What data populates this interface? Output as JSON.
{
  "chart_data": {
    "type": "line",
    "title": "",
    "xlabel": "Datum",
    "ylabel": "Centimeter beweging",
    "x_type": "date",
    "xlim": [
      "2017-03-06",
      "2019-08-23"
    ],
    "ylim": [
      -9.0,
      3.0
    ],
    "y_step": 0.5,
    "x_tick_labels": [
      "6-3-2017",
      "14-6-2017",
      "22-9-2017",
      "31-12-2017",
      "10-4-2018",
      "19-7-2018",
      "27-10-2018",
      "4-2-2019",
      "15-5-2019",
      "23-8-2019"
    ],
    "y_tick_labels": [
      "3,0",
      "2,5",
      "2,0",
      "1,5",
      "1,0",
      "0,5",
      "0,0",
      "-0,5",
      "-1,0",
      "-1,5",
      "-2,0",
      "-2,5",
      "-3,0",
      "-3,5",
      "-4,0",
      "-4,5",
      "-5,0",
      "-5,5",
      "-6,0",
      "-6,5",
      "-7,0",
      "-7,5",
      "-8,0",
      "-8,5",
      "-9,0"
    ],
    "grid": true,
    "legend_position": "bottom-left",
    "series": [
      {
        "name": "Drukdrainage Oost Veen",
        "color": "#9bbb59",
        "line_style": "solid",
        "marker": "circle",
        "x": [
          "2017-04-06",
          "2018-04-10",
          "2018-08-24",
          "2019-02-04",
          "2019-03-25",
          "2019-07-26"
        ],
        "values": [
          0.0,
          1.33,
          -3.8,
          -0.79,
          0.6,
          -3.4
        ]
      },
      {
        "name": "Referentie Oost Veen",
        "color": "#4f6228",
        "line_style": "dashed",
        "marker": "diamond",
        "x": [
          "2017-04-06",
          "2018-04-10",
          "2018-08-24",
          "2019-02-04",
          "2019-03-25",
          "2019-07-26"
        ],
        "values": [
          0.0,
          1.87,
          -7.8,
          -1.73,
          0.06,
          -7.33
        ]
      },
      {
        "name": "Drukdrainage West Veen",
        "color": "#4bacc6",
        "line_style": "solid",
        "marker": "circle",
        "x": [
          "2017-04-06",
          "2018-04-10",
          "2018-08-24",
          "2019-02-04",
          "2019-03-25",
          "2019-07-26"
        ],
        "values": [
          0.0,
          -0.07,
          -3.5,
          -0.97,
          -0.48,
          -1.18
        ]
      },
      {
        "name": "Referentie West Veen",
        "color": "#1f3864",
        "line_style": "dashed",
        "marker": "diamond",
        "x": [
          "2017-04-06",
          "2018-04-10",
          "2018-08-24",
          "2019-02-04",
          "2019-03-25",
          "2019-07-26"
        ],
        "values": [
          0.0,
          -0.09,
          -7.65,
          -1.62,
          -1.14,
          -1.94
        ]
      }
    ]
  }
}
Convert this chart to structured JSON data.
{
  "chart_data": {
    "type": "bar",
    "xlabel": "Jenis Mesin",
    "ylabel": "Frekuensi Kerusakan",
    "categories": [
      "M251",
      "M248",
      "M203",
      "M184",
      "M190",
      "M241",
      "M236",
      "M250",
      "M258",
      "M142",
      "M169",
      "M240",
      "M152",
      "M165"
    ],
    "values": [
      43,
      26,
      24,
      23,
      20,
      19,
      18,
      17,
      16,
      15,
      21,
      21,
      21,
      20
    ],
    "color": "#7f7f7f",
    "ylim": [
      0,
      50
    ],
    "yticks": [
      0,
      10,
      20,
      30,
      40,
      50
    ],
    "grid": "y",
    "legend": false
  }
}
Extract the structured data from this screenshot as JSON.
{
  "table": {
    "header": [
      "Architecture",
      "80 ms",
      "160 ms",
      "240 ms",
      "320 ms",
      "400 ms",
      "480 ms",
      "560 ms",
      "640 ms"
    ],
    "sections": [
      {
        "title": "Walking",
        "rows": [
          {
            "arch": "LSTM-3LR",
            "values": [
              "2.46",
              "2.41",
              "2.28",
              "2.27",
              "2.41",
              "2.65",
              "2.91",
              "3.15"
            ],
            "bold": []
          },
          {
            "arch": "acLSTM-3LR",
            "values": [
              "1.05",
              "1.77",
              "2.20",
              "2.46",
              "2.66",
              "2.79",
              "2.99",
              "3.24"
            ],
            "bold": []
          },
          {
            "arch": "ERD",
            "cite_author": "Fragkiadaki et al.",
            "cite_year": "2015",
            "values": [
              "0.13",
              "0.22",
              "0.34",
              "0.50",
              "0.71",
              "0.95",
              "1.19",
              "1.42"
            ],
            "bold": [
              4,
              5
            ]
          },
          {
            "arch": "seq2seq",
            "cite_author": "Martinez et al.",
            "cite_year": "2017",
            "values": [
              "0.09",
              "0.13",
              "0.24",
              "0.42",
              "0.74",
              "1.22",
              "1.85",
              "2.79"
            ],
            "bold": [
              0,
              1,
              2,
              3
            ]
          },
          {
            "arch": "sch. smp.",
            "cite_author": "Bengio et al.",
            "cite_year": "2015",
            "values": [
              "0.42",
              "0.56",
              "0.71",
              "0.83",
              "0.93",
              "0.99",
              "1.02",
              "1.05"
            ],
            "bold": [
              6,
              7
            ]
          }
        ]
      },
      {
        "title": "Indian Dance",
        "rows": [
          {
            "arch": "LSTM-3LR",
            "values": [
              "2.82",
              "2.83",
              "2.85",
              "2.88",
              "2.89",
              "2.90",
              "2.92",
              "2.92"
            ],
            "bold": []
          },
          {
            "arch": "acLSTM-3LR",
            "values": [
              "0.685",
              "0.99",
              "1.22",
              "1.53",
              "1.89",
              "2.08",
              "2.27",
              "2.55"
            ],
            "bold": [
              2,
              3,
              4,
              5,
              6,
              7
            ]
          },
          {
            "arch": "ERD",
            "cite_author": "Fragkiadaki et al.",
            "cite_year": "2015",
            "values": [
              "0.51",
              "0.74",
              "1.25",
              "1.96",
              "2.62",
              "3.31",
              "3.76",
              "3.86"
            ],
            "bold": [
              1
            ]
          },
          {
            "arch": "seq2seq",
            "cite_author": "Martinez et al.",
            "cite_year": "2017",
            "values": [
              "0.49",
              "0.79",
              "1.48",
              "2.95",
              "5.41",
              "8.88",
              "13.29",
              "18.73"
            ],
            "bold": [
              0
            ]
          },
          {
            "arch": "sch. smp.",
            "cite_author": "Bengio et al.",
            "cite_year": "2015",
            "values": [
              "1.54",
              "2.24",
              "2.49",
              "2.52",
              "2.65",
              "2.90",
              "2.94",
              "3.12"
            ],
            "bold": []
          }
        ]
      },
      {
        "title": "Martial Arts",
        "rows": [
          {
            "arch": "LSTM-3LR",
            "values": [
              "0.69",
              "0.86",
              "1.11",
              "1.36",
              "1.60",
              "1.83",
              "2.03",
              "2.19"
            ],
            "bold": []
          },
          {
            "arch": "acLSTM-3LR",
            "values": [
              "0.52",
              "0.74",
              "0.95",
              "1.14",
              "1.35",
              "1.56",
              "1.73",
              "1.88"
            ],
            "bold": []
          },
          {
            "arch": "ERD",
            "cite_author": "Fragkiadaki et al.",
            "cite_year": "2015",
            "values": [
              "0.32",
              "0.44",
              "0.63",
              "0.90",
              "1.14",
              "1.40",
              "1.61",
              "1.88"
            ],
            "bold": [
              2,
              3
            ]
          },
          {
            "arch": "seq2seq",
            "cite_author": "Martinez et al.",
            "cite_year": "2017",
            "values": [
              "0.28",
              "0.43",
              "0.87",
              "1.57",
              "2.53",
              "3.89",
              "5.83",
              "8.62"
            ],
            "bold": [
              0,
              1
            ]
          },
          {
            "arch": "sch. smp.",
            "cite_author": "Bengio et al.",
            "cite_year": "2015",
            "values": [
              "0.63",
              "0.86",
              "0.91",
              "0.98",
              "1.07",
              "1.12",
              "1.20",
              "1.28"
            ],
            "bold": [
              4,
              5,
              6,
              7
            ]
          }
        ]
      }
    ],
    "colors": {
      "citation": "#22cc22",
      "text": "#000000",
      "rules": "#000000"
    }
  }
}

──────────

Take every line above carrying "Drukdrainage" and return it.

EXERCISE OUTPUT:
        "name": "Drukdrainage Oost Veen",
        "name": "Drukdrainage West Veen",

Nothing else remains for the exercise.